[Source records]

##########

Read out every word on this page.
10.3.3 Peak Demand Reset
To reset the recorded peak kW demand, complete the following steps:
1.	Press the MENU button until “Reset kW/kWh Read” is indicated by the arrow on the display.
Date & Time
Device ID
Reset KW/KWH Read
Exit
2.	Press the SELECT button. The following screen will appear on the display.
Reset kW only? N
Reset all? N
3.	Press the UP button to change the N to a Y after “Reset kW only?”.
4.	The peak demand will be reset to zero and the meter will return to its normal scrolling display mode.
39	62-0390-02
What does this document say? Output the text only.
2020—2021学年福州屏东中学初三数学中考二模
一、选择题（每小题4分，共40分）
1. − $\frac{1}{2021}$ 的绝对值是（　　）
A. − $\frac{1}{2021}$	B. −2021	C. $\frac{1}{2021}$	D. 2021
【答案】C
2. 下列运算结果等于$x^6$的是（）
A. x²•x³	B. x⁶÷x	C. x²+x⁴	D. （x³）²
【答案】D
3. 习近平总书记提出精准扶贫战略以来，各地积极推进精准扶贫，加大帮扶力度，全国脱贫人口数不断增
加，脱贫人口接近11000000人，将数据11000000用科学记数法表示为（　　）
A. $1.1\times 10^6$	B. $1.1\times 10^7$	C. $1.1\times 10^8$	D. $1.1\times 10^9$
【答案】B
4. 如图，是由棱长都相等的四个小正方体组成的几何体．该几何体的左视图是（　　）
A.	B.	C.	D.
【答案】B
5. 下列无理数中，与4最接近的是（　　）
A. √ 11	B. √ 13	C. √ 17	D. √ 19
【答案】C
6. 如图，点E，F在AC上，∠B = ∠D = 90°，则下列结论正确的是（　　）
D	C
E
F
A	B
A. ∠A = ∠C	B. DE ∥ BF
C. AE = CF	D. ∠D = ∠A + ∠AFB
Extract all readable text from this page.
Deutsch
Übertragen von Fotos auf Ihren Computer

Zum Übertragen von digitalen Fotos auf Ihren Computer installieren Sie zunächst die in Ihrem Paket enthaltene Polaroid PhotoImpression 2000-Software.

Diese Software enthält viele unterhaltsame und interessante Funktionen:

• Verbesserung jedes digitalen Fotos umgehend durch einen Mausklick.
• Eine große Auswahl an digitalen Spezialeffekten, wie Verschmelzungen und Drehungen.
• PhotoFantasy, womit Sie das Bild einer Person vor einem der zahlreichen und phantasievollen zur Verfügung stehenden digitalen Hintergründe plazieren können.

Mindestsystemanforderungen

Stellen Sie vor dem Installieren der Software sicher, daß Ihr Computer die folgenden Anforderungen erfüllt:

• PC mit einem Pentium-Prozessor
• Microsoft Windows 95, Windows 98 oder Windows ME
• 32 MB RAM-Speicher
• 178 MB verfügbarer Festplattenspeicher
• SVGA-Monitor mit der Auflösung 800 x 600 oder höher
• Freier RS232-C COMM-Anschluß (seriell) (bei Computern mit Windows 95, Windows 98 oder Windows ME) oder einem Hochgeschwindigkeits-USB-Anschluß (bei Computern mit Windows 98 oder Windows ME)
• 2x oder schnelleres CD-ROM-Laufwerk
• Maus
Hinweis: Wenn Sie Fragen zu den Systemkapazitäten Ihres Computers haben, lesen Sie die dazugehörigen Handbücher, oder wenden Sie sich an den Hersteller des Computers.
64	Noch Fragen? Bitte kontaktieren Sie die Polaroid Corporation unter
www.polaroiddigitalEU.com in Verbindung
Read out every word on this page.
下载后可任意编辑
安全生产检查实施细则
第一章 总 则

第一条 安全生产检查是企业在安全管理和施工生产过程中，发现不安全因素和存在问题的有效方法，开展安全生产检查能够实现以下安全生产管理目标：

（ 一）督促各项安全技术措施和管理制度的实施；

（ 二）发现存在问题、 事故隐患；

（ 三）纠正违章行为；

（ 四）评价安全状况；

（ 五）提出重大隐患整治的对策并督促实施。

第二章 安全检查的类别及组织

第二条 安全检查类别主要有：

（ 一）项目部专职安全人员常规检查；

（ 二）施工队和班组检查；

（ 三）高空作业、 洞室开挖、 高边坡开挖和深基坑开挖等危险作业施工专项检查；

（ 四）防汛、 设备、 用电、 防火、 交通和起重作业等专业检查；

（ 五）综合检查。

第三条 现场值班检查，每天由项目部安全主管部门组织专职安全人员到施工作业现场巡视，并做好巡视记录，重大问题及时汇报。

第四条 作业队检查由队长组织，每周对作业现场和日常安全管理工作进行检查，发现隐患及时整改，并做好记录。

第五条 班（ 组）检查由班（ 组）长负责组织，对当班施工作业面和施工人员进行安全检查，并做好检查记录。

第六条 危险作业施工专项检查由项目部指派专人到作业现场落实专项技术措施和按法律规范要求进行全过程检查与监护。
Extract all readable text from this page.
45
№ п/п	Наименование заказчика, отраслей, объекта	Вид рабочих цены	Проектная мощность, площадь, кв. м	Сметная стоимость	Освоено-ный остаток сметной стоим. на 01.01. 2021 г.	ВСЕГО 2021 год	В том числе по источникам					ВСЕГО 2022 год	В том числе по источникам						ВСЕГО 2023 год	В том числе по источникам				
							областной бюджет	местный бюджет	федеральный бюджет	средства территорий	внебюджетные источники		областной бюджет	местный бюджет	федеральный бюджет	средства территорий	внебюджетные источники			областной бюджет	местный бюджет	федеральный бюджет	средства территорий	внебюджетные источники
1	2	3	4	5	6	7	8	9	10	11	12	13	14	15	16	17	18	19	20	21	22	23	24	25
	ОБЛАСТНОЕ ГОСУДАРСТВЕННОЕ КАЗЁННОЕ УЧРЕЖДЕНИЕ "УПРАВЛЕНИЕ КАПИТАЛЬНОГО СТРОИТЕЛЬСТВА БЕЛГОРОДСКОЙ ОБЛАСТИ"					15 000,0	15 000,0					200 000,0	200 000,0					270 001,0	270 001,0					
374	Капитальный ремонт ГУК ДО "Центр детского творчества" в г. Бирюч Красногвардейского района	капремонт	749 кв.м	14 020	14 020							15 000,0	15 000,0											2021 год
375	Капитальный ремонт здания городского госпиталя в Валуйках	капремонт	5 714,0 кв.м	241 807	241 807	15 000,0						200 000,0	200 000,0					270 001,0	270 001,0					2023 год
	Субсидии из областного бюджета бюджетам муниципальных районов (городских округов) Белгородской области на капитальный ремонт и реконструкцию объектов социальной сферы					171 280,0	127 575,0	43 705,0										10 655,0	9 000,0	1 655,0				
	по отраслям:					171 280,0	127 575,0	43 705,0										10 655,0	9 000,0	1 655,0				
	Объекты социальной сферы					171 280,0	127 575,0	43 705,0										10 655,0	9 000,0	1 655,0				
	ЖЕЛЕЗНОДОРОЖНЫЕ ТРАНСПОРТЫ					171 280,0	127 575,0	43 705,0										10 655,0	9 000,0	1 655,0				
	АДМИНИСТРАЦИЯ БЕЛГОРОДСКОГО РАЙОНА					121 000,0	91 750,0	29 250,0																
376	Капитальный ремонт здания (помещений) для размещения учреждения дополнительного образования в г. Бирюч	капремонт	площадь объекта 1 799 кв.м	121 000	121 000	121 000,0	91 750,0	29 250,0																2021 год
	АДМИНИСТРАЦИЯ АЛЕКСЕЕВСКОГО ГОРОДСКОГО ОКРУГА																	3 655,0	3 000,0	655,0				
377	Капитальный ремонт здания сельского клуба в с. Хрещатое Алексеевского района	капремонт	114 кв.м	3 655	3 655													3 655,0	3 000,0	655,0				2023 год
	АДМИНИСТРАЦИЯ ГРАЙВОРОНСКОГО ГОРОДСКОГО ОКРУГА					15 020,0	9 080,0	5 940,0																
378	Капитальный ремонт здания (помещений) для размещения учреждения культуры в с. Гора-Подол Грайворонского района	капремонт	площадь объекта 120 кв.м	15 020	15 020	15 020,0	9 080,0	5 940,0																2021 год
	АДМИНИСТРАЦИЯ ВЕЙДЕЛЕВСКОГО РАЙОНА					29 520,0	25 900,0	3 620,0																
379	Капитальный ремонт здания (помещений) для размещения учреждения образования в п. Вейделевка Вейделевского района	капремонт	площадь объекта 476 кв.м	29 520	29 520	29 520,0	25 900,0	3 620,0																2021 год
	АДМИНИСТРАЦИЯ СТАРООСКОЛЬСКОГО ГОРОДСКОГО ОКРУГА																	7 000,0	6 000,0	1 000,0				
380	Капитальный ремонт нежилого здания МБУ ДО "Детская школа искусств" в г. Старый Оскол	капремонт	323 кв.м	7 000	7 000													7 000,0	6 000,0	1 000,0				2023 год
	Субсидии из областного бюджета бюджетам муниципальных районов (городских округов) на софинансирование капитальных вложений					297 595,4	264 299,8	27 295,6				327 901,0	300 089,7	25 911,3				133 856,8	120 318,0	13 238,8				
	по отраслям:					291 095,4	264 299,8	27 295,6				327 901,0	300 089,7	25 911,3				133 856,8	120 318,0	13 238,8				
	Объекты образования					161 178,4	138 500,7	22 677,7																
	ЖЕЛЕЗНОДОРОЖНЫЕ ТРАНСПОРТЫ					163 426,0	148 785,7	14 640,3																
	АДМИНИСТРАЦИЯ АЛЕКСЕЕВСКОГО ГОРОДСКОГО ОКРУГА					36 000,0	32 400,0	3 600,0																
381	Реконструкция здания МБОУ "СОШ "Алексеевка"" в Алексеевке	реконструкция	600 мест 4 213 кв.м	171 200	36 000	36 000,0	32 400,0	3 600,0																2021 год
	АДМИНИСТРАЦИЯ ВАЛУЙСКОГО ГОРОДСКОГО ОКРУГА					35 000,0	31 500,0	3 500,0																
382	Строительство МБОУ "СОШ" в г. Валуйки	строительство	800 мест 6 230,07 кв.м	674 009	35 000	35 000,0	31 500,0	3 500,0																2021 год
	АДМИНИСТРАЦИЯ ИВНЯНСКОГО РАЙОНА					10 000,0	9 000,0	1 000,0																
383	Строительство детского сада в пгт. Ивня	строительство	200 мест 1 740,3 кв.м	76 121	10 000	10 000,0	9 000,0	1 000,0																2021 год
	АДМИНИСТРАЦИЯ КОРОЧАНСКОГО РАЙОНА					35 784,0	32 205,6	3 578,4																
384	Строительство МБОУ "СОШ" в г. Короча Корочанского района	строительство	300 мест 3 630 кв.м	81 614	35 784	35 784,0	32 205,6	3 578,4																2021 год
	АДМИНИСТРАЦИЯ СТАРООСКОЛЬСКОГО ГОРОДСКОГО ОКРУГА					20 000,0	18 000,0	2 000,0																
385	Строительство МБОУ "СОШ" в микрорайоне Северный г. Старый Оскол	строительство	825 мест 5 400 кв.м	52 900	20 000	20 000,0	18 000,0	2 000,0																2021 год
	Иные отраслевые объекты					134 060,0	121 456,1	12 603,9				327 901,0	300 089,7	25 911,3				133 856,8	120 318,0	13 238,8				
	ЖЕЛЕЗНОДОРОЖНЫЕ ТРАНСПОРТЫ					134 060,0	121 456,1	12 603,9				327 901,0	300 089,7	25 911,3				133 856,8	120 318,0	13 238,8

##########

TASK TO COMPLETE.
State how many lines of the records above contain the word "МБОУ", and give only that number.

ANSWER FOR THE TASK.
4